(Written exercise):
Leave the pictures out and transcribe every record exactly.
========================================
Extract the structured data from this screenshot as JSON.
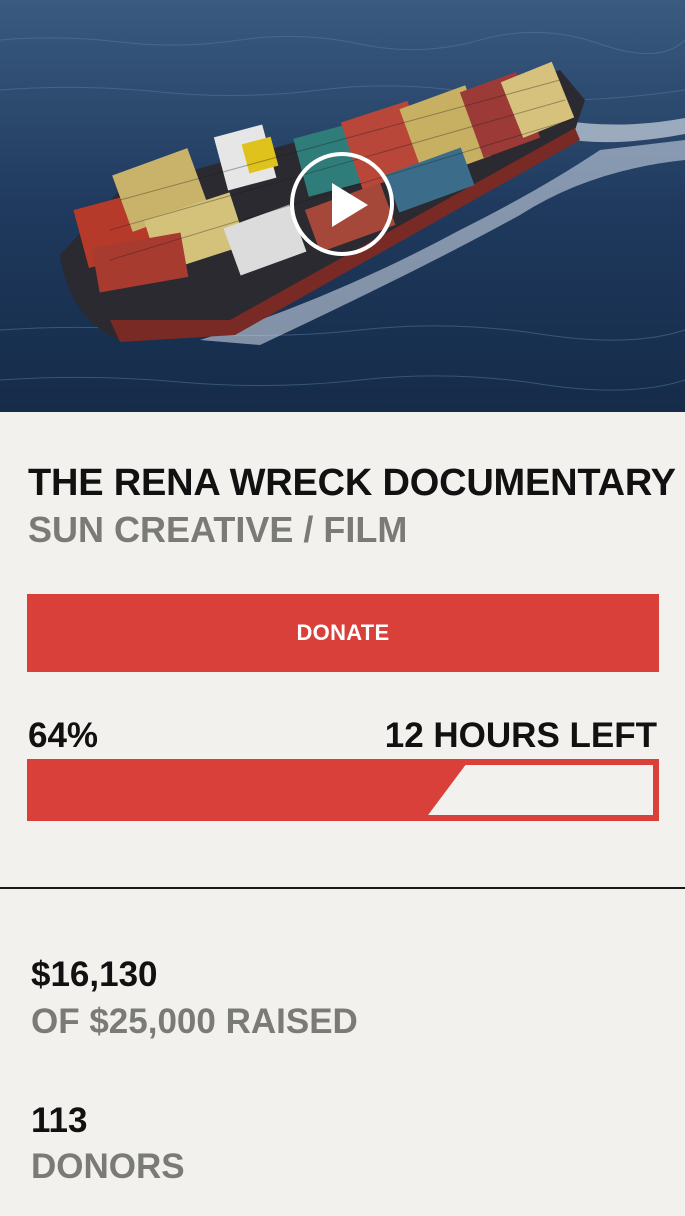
{
  "campaign": {
    "title": "THE RENA WRECK DOCUMENTARY",
    "subtitle": "SUN CREATIVE / FILM"
  },
  "video": {
    "play_icon": "play-icon"
  },
  "donate": {
    "label": "DONATE"
  },
  "progress": {
    "percent_label": "64%",
    "fraction": 0.64,
    "time_left": "12 HOURS LEFT"
  },
  "stats": {
    "raised_value": "$16,130",
    "raised_label": "OF $25,000 RAISED",
    "donors_value": "113",
    "donors_label": "DONORS"
  },
  "colors": {
    "accent": "#d9403a",
    "background": "#f3f1ed",
    "text_primary": "#111111",
    "text_muted": "#7a7a76"
  }
}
========================================
(Written answer):
Extract the structured data from this screenshot as JSON.
{
  "campaign": {
    "title": "THE RENA WRECK DOCUMENTARY",
    "subtitle": "SUN CREATIVE / FILM"
  },
  "video": {
    "play_icon": "play-icon"
  },
  "donate": {
    "label": "DONATE"
  },
  "progress": {
    "percent_label": "64%",
    "fraction": 0.64,
    "time_left": "12 HOURS LEFT"
  },
  "stats": {
    "raised_value": "$16,130",
    "raised_label": "OF $25,000 RAISED",
    "donors_value": "113",
    "donors_label": "DONORS"
  },
  "colors": {
    "accent": "#d9403a",
    "background": "#f3f1ed",
    "text_primary": "#111111",
    "text_muted": "#7a7a76"
  }
}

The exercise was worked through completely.